## begin Stored records

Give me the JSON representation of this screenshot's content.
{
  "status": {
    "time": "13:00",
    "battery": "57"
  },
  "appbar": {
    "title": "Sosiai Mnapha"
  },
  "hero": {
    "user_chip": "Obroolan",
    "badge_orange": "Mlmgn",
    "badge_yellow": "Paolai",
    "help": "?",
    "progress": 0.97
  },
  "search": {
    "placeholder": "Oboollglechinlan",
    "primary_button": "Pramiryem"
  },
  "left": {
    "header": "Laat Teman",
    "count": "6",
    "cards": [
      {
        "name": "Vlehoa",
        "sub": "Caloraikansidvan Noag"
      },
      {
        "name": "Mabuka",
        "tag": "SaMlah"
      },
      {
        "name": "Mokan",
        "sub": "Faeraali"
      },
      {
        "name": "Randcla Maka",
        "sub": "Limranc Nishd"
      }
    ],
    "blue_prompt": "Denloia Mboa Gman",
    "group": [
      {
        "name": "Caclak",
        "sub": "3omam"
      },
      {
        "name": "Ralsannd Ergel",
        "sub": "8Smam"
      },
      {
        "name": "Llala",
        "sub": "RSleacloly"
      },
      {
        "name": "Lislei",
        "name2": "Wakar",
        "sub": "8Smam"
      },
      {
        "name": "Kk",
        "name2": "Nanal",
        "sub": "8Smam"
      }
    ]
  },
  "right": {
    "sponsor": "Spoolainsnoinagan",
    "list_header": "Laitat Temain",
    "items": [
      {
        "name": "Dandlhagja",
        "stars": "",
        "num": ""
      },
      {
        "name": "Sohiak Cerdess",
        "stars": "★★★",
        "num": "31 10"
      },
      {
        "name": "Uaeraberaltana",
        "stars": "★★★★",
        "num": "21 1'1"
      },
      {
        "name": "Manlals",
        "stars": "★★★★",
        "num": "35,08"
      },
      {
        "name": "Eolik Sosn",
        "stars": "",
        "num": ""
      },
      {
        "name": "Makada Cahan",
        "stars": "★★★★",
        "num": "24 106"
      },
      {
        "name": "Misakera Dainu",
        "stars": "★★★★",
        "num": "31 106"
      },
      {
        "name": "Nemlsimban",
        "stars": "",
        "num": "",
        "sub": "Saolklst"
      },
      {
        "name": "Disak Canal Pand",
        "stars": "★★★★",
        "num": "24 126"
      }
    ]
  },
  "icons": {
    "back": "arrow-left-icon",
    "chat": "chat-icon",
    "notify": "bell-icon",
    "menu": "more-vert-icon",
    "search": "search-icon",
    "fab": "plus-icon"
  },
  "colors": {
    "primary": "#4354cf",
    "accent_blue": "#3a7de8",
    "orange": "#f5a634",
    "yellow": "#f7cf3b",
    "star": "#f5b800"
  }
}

## end Stored records

▶ [What is expected]:
Write out all of the records above exactly as they appear.

▶ [Final result]:
Give me the JSON representation of this screenshot's content.
{
  "status": {
    "time": "13:00",
    "battery": "57"
  },
  "appbar": {
    "title": "Sosiai Mnapha"
  },
  "hero": {
    "user_chip": "Obroolan",
    "badge_orange": "Mlmgn",
    "badge_yellow": "Paolai",
    "help": "?",
    "progress": 0.97
  },
  "search": {
    "placeholder": "Oboollglechinlan",
    "primary_button": "Pramiryem"
  },
  "left": {
    "header": "Laat Teman",
    "count": "6",
    "cards": [
      {
        "name": "Vlehoa",
        "sub": "Caloraikansidvan Noag"
      },
      {
        "name": "Mabuka",
        "tag": "SaMlah"
      },
      {
        "name": "Mokan",
        "sub": "Faeraali"
      },
      {
        "name": "Randcla Maka",
        "sub": "Limranc Nishd"
      }
    ],
    "blue_prompt": "Denloia Mboa Gman",
    "group": [
      {
        "name": "Caclak",
        "sub": "3omam"
      },
      {
        "name": "Ralsannd Ergel",
        "sub": "8Smam"
      },
      {
        "name": "Llala",
        "sub": "RSleacloly"
      },
      {
        "name": "Lislei",
        "name2": "Wakar",
        "sub": "8Smam"
      },
      {
        "name": "Kk",
        "name2": "Nanal",
        "sub": "8Smam"
      }
    ]
  },
  "right": {
    "sponsor": "Spoolainsnoinagan",
    "list_header": "Laitat Temain",
    "items": [
      {
        "name": "Dandlhagja",
        "stars": "",
        "num": ""
      },
      {
        "name": "Sohiak Cerdess",
        "stars": "★★★",
        "num": "31 10"
      },
      {
        "name": "Uaeraberaltana",
        "stars": "★★★★",
        "num": "21 1'1"
      },
      {
        "name": "Manlals",
        "stars": "★★★★",
        "num": "35,08"
      },
      {
        "name": "Eolik Sosn",
        "stars": "",
        "num": ""
      },
      {
        "name": "Makada Cahan",
        "stars": "★★★★",
        "num": "24 106"
      },
      {
        "name": "Misakera Dainu",
        "stars": "★★★★",
        "num": "31 106"
      },
      {
        "name": "Nemlsimban",
        "stars": "",
        "num": "",
        "sub": "Saolklst"
      },
      {
        "name": "Disak Canal Pand",
        "stars": "★★★★",
        "num": "24 126"
      }
    ]
  },
  "icons": {
    "back": "arrow-left-icon",
    "chat": "chat-icon",
    "notify": "bell-icon",
    "menu": "more-vert-icon",
    "search": "search-icon",
    "fab": "plus-icon"
  },
  "colors": {
    "primary": "#4354cf",
    "accent_blue": "#3a7de8",
    "orange": "#f5a634",
    "yellow": "#f7cf3b",
    "star": "#f5b800"
  }
}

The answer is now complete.